• WHAT IS BEING ASKED: Look below. Copy each line that has "driving" in it.

• EXTRACTED ENTRIES:
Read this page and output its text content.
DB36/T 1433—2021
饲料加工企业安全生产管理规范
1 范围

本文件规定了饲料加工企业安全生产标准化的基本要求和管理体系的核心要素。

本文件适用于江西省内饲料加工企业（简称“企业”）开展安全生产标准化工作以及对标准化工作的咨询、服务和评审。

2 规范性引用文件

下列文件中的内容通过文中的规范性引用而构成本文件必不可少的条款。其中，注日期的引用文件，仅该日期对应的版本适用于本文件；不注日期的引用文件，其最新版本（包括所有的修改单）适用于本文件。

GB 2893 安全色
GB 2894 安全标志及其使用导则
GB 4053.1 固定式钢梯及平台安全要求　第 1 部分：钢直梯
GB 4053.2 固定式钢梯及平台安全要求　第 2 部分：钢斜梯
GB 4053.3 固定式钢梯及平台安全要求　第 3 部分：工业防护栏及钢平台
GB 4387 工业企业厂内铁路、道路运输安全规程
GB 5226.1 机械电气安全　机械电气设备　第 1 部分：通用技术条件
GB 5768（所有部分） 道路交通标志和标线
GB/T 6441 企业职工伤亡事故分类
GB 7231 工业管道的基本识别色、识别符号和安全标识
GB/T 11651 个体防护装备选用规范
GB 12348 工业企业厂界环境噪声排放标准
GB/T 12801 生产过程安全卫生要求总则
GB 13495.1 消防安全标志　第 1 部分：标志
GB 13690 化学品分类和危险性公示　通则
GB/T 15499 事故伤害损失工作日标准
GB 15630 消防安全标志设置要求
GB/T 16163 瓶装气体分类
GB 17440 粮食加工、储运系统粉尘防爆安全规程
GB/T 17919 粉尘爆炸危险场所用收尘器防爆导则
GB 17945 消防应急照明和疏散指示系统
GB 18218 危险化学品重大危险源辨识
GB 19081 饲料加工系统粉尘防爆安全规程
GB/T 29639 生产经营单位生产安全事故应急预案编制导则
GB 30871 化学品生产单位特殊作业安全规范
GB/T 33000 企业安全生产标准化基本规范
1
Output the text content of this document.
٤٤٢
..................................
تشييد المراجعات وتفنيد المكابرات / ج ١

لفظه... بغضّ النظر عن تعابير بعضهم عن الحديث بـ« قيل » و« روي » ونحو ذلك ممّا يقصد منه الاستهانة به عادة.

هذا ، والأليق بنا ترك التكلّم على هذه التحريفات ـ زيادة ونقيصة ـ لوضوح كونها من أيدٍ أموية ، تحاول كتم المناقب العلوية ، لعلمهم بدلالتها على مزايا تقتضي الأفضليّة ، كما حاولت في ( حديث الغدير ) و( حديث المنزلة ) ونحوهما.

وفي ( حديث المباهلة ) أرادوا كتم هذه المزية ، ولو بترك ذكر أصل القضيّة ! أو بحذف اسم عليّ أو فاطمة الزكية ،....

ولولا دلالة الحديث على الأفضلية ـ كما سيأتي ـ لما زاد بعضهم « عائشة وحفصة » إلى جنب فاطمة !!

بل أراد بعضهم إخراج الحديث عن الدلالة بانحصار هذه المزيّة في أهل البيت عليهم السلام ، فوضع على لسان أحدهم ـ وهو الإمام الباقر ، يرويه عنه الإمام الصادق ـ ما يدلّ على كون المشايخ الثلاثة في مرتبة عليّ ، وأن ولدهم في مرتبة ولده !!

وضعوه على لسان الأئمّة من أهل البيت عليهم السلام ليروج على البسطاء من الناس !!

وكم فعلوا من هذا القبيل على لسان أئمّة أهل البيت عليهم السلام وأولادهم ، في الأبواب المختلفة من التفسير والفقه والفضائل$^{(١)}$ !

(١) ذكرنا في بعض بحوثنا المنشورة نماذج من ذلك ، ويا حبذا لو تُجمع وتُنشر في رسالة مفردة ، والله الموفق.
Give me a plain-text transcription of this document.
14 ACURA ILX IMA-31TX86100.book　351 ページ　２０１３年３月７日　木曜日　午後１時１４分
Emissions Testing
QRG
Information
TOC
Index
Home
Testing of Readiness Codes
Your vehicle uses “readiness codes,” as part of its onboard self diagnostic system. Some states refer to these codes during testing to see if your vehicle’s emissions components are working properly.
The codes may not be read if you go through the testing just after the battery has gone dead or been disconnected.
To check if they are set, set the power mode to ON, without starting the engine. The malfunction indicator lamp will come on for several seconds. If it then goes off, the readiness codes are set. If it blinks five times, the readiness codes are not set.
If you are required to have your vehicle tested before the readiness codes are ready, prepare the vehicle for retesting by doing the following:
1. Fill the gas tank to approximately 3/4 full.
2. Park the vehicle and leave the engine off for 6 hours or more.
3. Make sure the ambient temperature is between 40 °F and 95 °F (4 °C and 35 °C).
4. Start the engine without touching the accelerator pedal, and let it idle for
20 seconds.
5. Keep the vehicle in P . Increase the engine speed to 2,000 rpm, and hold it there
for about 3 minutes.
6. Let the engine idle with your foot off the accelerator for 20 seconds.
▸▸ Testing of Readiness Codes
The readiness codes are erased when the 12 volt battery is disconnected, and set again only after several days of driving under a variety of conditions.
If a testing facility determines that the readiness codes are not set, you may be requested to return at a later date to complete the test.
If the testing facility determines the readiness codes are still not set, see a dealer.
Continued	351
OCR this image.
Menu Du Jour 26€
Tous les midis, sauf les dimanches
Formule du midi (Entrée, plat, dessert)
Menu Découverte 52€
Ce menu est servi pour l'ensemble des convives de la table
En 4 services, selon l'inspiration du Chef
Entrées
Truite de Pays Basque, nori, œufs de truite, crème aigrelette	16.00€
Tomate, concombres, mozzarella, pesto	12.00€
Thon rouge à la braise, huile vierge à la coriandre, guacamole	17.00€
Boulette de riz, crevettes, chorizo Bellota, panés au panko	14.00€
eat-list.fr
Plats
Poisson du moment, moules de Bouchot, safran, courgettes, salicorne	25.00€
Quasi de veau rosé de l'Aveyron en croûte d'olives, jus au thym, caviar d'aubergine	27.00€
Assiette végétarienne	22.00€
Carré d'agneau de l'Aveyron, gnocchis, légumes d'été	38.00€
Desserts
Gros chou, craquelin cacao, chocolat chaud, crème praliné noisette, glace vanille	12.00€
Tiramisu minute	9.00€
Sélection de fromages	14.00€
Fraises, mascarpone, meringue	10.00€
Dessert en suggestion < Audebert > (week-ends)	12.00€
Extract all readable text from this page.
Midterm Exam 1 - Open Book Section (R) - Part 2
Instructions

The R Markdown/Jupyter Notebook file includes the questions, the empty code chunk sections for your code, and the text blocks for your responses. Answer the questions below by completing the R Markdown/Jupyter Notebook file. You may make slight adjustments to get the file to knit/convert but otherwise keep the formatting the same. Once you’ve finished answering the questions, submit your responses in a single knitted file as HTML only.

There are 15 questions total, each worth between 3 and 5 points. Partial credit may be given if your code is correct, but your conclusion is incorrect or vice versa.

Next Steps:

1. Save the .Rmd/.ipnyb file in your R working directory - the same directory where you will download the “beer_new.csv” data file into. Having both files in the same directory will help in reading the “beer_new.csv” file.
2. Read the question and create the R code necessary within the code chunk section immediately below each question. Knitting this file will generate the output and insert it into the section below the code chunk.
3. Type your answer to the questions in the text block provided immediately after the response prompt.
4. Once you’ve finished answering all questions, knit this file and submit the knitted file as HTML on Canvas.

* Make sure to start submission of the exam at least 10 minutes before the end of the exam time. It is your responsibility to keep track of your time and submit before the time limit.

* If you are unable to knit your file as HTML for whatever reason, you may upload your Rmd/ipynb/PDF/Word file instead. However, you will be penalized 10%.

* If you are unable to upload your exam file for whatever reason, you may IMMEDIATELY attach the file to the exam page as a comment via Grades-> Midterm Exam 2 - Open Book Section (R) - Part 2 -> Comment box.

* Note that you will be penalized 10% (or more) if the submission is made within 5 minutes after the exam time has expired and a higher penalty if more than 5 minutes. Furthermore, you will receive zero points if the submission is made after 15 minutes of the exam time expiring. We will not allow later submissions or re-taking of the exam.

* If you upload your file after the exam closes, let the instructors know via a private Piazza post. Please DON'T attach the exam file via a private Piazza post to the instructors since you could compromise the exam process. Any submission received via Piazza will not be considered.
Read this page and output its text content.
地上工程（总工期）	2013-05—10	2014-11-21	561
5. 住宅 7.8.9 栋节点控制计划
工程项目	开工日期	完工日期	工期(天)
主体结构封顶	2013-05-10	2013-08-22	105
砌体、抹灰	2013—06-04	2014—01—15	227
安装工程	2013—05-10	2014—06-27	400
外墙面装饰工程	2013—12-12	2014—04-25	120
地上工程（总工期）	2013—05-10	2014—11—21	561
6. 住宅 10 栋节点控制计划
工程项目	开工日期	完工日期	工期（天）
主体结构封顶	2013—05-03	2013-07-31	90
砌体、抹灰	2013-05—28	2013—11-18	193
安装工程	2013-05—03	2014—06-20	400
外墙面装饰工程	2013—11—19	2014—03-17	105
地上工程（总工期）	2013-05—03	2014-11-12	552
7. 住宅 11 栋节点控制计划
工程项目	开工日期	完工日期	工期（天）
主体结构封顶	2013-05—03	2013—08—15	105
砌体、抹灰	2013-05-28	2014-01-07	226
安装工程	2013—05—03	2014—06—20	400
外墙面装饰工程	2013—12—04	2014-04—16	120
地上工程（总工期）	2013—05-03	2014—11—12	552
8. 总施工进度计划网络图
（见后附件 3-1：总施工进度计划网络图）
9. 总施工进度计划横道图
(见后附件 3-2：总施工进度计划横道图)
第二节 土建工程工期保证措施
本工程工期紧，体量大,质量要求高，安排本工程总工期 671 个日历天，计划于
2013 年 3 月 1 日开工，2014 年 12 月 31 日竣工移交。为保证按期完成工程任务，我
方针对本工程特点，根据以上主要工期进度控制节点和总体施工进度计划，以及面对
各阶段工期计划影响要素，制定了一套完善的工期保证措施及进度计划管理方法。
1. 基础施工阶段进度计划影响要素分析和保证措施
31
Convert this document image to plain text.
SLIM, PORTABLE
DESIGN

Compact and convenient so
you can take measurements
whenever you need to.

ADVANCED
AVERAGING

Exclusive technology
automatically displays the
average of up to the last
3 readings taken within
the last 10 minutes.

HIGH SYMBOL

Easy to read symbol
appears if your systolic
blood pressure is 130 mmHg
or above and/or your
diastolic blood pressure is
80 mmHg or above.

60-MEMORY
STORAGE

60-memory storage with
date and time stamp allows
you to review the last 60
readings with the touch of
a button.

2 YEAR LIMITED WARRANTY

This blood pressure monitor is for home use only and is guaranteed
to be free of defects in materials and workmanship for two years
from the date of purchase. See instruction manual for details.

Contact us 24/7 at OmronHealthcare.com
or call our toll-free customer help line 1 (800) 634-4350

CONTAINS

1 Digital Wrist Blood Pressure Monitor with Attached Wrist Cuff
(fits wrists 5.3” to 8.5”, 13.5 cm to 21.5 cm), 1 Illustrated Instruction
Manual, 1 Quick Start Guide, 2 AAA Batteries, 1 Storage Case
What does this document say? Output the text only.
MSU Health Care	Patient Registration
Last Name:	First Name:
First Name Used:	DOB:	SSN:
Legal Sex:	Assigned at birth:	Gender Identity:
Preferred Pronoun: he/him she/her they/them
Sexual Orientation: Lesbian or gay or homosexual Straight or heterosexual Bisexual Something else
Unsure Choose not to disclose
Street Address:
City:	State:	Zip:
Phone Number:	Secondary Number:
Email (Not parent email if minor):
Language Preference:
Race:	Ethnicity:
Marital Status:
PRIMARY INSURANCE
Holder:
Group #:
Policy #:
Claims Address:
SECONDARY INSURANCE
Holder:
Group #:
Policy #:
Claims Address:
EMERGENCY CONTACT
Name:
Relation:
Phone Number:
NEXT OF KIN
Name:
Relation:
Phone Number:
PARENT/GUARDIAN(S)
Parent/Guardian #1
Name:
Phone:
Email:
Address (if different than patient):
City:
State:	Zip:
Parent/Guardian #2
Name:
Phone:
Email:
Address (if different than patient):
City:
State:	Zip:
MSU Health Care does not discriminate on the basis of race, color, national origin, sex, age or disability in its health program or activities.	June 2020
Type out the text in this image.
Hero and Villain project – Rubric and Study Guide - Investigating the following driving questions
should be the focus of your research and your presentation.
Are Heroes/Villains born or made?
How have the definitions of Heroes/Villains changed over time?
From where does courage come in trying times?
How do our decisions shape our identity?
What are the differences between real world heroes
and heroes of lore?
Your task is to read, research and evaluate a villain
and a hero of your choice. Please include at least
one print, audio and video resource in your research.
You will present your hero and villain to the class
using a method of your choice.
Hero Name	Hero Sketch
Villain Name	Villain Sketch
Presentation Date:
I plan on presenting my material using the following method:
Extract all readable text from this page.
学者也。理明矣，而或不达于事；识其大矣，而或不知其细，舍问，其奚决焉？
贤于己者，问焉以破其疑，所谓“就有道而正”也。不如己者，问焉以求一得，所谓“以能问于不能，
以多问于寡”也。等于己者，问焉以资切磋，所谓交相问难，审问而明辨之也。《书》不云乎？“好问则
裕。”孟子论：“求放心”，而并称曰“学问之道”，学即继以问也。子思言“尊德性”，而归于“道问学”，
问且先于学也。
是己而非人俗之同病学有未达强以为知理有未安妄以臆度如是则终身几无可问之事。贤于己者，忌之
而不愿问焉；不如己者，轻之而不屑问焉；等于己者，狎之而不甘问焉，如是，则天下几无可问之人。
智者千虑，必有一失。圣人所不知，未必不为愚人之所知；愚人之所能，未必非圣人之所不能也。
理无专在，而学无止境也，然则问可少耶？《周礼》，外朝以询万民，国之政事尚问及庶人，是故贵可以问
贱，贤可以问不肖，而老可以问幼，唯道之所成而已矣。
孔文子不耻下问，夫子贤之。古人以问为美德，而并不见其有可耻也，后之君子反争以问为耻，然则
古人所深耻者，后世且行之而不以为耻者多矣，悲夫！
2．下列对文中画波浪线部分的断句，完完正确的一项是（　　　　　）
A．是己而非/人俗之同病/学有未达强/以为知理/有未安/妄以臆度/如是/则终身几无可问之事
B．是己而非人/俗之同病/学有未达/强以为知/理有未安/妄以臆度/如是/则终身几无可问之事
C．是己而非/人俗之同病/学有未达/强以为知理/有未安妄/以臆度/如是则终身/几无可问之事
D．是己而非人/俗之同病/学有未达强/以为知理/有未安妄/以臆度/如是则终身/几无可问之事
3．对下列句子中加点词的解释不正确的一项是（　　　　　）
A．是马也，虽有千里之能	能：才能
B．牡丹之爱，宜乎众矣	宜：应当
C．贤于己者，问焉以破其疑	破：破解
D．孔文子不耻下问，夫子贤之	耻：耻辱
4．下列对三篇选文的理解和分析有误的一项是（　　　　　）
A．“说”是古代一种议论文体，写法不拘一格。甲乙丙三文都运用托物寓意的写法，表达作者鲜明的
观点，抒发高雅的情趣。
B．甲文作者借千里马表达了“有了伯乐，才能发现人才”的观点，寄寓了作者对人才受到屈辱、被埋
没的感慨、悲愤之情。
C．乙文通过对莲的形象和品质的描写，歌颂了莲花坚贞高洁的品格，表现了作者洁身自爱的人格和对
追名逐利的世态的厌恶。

• SOLVED EXERCISE:
The readiness codes are erased when the 12 volt battery is disconnected, and set again only after several days of driving under a variety of conditions.
Hero and Villain project – Rubric and Study Guide - Investigating the following driving questions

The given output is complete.